Input for this task:

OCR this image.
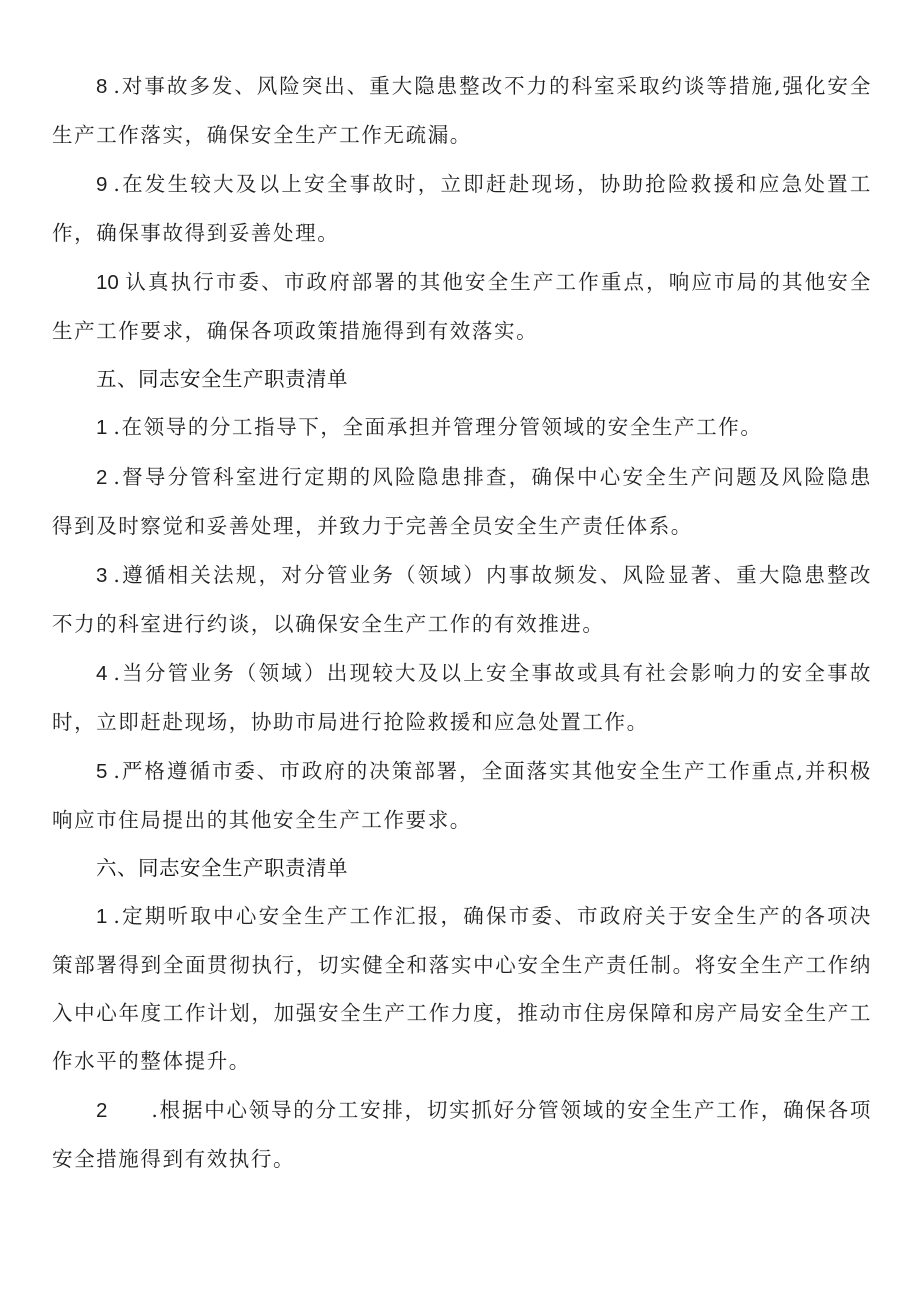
8 .对事故多发、风险突出、重大隐患整改不力的科室采取约谈等措施,强化安全生产工作落实，确保安全生产工作无疏漏。

9 .在发生较大及以上安全事故时，立即赶赴现场，协助抢险救援和应急处置工作，确保事故得到妥善处理。

10 认真执行市委、市政府部署的其他安全生产工作重点，响应市局的其他安全生产工作要求，确保各项政策措施得到有效落实。

五、同志安全生产职责清单

1 .在领导的分工指导下，全面承担并管理分管领域的安全生产工作。

2 .督导分管科室进行定期的风险隐患排查，确保中心安全生产问题及风险隐患得到及时察觉和妥善处理，并致力于完善全员安全生产责任体系。

3 .遵循相关法规，对分管业务（领域）内事故频发、风险显著、重大隐患整改不力的科室进行约谈，以确保安全生产工作的有效推进。

4 .当分管业务（领域）出现较大及以上安全事故或具有社会影响力的安全事故时，立即赶赴现场，协助市局进行抢险救援和应急处置工作。

5 .严格遵循市委、市政府的决策部署，全面落实其他安全生产工作重点,并积极响应市住局提出的其他安全生产工作要求。

六、同志安全生产职责清单

1 .定期听取中心安全生产工作汇报，确保市委、市政府关于安全生产的各项决策部署得到全面贯彻执行，切实健全和落实中心安全生产责任制。将安全生产工作纳入中心年度工作计划，加强安全生产工作力度，推动市住房保障和房产局安全生产工作水平的整体提升。

2 .根据中心领导的分工安排，切实抓好分管领域的安全生产工作，确保各项安全措施得到有效执行。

Written instruction: Find every line in the records that contains the word "立即赶赴现场"; copy those lines.

Exercise result:
9 .在发生较大及以上安全事故时，立即赶赴现场，协助抢险救援和应急处置工作，确保事故得到妥善处理。
4 .当分管业务（领域）出现较大及以上安全事故或具有社会影响力的安全事故时，立即赶赴现场，协助市局进行抢险救援和应急处置工作。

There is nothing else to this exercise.